Count the lines below that contain the word "Second" and give only that number.

## Start EXERCISE MATERIAL

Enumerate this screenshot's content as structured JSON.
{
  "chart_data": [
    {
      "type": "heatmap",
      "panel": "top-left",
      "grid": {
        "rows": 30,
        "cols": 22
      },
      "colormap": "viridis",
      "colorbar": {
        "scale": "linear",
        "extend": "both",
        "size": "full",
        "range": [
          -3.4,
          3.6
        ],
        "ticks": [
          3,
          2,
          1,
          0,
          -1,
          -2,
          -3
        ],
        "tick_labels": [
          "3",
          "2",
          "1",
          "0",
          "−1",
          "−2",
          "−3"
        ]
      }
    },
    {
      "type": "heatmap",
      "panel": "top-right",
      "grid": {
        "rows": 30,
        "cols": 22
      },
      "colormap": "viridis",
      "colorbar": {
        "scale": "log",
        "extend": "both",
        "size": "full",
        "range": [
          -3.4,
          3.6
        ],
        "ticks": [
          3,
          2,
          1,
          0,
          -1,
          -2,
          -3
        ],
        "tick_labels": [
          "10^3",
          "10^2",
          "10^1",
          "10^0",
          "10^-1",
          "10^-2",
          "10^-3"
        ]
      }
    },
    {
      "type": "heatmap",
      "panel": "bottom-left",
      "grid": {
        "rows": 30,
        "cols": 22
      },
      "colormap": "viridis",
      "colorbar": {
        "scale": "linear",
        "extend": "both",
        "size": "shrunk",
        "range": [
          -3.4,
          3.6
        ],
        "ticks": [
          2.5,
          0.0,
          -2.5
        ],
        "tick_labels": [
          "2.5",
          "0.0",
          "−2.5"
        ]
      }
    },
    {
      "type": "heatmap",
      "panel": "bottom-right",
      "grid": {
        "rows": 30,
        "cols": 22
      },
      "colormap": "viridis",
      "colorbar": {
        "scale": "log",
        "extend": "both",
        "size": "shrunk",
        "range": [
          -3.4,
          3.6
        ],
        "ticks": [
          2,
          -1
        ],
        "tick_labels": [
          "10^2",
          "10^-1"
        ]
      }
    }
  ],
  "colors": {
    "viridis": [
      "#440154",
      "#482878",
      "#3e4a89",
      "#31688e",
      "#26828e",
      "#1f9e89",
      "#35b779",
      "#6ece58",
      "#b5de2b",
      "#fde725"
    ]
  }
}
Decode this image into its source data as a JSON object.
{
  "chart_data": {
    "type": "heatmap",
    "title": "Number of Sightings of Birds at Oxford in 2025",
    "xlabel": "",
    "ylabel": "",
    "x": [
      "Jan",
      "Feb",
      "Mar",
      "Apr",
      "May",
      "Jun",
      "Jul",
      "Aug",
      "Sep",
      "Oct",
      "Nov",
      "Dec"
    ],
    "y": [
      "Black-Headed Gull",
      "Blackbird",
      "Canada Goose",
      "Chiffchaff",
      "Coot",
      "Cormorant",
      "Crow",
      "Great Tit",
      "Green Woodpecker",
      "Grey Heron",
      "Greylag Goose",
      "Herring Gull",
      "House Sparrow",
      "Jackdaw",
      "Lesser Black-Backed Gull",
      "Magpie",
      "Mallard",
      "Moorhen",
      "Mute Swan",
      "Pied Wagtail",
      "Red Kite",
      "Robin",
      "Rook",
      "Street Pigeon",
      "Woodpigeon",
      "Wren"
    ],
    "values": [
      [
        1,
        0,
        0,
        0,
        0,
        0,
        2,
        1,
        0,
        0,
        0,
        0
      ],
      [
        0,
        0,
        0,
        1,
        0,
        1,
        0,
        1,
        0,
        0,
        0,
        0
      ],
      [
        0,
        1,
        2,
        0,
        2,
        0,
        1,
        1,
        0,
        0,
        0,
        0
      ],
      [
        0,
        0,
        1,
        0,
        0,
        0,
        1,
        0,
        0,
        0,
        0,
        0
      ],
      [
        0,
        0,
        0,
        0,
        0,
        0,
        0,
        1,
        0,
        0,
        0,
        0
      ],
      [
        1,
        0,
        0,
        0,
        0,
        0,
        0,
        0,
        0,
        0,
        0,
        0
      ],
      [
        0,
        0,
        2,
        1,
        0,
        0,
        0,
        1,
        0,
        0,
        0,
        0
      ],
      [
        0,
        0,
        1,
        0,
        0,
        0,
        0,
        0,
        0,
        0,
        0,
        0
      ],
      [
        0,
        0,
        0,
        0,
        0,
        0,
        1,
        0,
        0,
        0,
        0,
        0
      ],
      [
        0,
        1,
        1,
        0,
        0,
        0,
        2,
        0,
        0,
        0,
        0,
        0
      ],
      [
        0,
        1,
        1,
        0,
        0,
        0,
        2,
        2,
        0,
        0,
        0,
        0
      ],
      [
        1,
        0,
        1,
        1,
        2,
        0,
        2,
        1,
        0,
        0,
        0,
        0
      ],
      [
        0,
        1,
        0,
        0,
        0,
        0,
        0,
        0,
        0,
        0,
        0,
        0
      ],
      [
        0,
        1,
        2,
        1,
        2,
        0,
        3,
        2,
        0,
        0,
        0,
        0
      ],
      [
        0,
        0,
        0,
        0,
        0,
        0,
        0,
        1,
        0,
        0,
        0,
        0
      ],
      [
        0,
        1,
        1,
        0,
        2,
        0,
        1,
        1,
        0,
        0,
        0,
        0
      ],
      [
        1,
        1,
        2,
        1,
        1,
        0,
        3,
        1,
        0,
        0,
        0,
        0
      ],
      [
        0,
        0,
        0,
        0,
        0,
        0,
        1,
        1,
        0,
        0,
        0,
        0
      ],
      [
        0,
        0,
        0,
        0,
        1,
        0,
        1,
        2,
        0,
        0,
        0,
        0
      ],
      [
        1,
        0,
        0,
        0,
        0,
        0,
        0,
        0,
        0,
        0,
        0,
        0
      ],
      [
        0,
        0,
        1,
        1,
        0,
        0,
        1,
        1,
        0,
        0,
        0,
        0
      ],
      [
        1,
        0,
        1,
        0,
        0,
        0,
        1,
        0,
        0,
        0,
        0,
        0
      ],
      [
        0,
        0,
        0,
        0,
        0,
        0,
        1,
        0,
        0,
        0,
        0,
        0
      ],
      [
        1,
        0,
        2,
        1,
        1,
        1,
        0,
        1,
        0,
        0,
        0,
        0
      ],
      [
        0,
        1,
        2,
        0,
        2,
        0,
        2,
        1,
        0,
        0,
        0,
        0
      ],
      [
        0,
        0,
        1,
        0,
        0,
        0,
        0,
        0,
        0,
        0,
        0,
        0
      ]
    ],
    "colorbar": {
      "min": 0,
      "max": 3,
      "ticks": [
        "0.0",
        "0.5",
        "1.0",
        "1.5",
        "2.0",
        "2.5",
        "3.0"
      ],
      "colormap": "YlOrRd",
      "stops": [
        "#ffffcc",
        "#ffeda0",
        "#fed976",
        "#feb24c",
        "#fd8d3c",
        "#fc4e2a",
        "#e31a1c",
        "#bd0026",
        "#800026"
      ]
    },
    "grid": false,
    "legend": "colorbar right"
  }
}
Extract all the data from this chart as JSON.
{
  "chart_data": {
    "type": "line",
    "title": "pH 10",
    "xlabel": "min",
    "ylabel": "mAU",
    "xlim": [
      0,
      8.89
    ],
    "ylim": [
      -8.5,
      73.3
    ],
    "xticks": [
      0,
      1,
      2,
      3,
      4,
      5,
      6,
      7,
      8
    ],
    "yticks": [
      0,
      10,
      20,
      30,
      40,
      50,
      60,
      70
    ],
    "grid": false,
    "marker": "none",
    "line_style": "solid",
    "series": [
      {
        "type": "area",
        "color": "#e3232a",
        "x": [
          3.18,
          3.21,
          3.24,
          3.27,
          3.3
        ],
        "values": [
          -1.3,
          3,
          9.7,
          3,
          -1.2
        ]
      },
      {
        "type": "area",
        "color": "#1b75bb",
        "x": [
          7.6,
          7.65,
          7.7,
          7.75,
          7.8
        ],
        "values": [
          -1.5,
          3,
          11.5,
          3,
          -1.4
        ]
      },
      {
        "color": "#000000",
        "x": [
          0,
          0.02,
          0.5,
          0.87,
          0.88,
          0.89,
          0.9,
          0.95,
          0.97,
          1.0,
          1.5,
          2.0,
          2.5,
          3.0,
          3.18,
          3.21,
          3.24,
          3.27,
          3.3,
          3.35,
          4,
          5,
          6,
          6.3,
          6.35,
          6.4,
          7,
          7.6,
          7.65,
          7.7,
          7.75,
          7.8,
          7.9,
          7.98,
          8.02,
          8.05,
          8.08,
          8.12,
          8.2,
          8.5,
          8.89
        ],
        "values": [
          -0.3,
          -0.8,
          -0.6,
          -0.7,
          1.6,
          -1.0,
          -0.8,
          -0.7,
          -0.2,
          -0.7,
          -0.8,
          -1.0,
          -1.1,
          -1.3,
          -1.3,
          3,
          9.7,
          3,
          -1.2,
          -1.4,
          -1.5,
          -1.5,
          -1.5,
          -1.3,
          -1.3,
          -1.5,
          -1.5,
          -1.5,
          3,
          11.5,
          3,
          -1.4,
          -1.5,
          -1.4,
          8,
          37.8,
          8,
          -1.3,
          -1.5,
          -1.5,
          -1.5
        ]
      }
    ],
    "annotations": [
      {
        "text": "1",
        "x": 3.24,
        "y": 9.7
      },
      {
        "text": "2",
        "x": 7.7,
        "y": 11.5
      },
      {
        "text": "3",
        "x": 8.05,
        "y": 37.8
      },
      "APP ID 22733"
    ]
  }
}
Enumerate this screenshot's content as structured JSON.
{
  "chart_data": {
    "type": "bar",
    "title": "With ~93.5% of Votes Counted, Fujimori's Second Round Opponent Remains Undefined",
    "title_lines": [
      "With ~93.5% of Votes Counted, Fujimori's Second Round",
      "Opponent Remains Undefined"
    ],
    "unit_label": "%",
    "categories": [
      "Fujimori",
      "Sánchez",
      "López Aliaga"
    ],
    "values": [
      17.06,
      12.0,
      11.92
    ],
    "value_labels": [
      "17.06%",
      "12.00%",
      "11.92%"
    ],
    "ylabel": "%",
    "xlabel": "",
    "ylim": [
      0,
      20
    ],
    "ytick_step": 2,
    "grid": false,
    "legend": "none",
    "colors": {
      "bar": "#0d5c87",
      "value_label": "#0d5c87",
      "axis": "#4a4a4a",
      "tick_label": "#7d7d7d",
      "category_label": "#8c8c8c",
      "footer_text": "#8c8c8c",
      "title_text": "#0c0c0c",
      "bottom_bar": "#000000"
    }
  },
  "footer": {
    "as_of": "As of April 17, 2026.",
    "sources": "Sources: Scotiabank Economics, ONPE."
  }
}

## End EXERCISE MATERIAL

FULL SOLUTION -> 2